***** Records shown *****

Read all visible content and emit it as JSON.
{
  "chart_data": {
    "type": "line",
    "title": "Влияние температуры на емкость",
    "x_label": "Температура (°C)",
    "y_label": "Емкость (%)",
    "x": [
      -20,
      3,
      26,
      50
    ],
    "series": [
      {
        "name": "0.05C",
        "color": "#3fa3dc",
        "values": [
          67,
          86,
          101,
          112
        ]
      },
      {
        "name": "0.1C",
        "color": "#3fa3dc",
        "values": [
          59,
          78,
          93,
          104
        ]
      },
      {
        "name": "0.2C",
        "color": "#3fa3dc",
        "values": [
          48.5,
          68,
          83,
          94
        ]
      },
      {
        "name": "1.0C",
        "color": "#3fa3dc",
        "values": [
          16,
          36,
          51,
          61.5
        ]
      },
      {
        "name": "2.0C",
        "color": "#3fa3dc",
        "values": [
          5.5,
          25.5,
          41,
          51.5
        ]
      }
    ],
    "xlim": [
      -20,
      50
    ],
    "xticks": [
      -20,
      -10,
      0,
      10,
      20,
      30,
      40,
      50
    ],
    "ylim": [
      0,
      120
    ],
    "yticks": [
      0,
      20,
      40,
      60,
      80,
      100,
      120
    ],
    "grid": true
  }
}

*****

**Exercise details**
From the records, copy every line that has the string "name" in it.

**Correct response**
        "name": "0.05C",
        "name": "0.1C",
        "name": "0.2C",
        "name": "1.0C",
        "name": "2.0C",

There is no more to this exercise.